Copy each line exactly. Drop every picture.

_ _ _ _ _

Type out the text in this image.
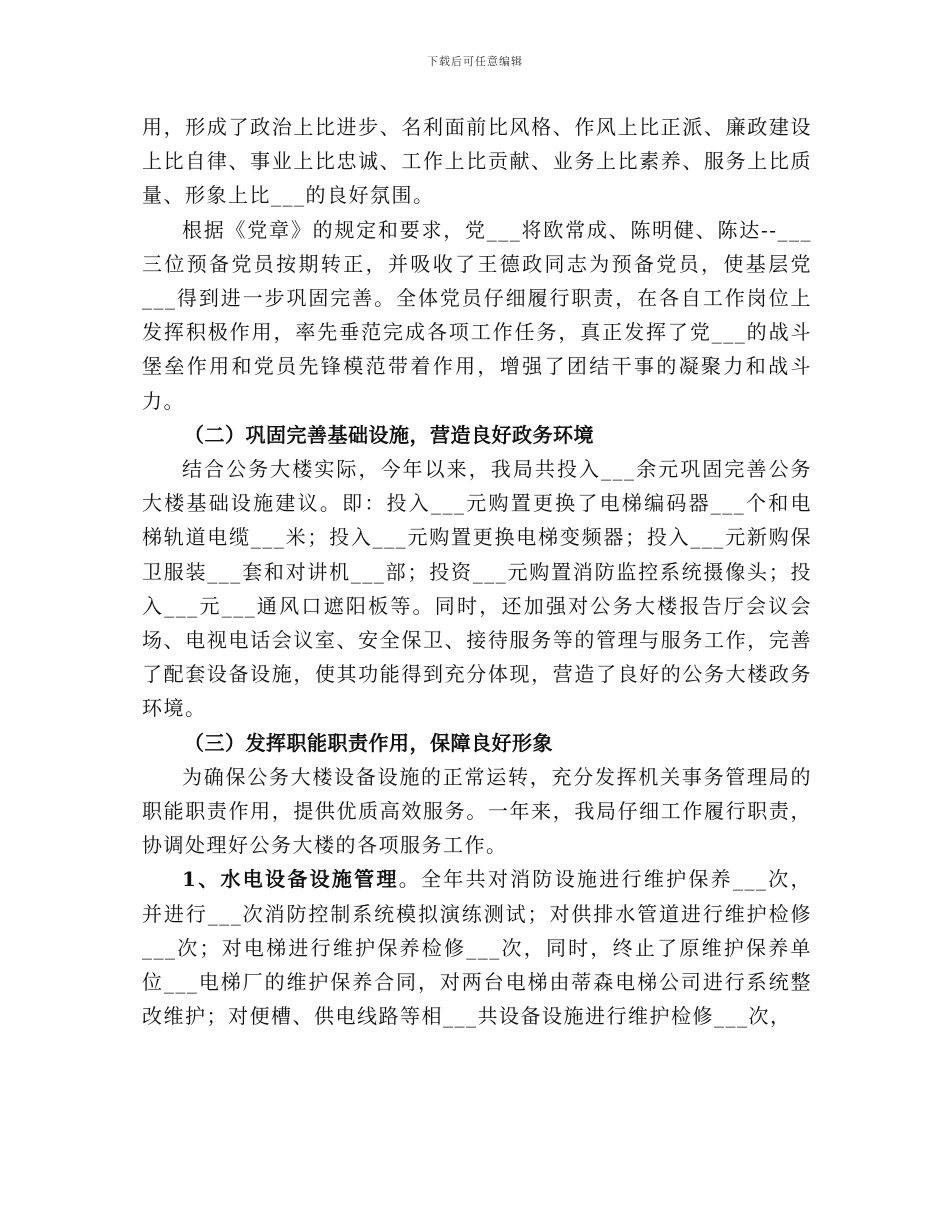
下载后可任意编辑

用，形成了政治上比进步、名利面前比风格、作风上比正派、廉政建设上比自律、事业上比忠诚、工作上比贡献、业务上比素养、服务上比质量、形象上比___的良好氛围。

根据《党章》的规定和要求，党___将欧常成、陈明健、陈达--___三位预备党员按期转正，并吸收了王德政同志为预备党员，使基层党___得到进一步巩固完善。全体党员仔细履行职责，在各自工作岗位上发挥积极作用，率先垂范完成各项工作任务，真正发挥了党___的战斗堡垒作用和党员先锋模范带着作用，增强了团结干事的凝聚力和战斗力。

（二）巩固完善基础设施，营造良好政务环境

结合公务大楼实际，今年以来，我局共投入___余元巩固完善公务大楼基础设施建议。即：投入___元购置更换了电梯编码器___个和电梯轨道电缆___米；投入___元购置更换电梯变频器；投入___元新购保卫服装___套和对讲机___部；投资___元购置消防监控系统摄像头；投入___元___通风口遮阳板等。同时，还加强对公务大楼报告厅会议会场、电视电话会议室、安全保卫、接待服务等的管理与服务工作，完善了配套设备设施，使其功能得到充分体现，营造了良好的公务大楼政务环境。

（三）发挥职能职责作用，保障良好形象

为确保公务大楼设备设施的正常运转，充分发挥机关事务管理局的职能职责作用，提供优质高效服务。一年来，我局仔细工作履行职责，协调处理好公务大楼的各项服务工作。

1、水电设备设施管理。全年共对消防设施进行维护保养___次，并进行___次消防控制系统模拟演练测试；对供排水管道进行维护检修___次；对电梯进行维护保养检修___次，同时，终止了原维护保养单位___电梯厂的维护保养合同，对两台电梯由蒂森电梯公司进行系统整改维护；对便槽、供电线路等相___共设备设施进行维护检修___次，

_ _ _ _ _

[Solution below]:
Type out the text in this image.
下载后可任意编辑

用，形成了政治上比进步、名利面前比风格、作风上比正派、廉政建设上比自律、事业上比忠诚、工作上比贡献、业务上比素养、服务上比质量、形象上比___的良好氛围。

根据《党章》的规定和要求，党___将欧常成、陈明健、陈达--___三位预备党员按期转正，并吸收了王德政同志为预备党员，使基层党___得到进一步巩固完善。全体党员仔细履行职责，在各自工作岗位上发挥积极作用，率先垂范完成各项工作任务，真正发挥了党___的战斗堡垒作用和党员先锋模范带着作用，增强了团结干事的凝聚力和战斗力。

（二）巩固完善基础设施，营造良好政务环境

结合公务大楼实际，今年以来，我局共投入___余元巩固完善公务大楼基础设施建议。即：投入___元购置更换了电梯编码器___个和电梯轨道电缆___米；投入___元购置更换电梯变频器；投入___元新购保卫服装___套和对讲机___部；投资___元购置消防监控系统摄像头；投入___元___通风口遮阳板等。同时，还加强对公务大楼报告厅会议会场、电视电话会议室、安全保卫、接待服务等的管理与服务工作，完善了配套设备设施，使其功能得到充分体现，营造了良好的公务大楼政务环境。

（三）发挥职能职责作用，保障良好形象

为确保公务大楼设备设施的正常运转，充分发挥机关事务管理局的职能职责作用，提供优质高效服务。一年来，我局仔细工作履行职责，协调处理好公务大楼的各项服务工作。

1、水电设备设施管理。全年共对消防设施进行维护保养___次，并进行___次消防控制系统模拟演练测试；对供排水管道进行维护检修___次；对电梯进行维护保养检修___次，同时，终止了原维护保养单位___电梯厂的维护保养合同，对两台电梯由蒂森电梯公司进行系统整改维护；对便槽、供电线路等相___共设备设施进行维护检修___次，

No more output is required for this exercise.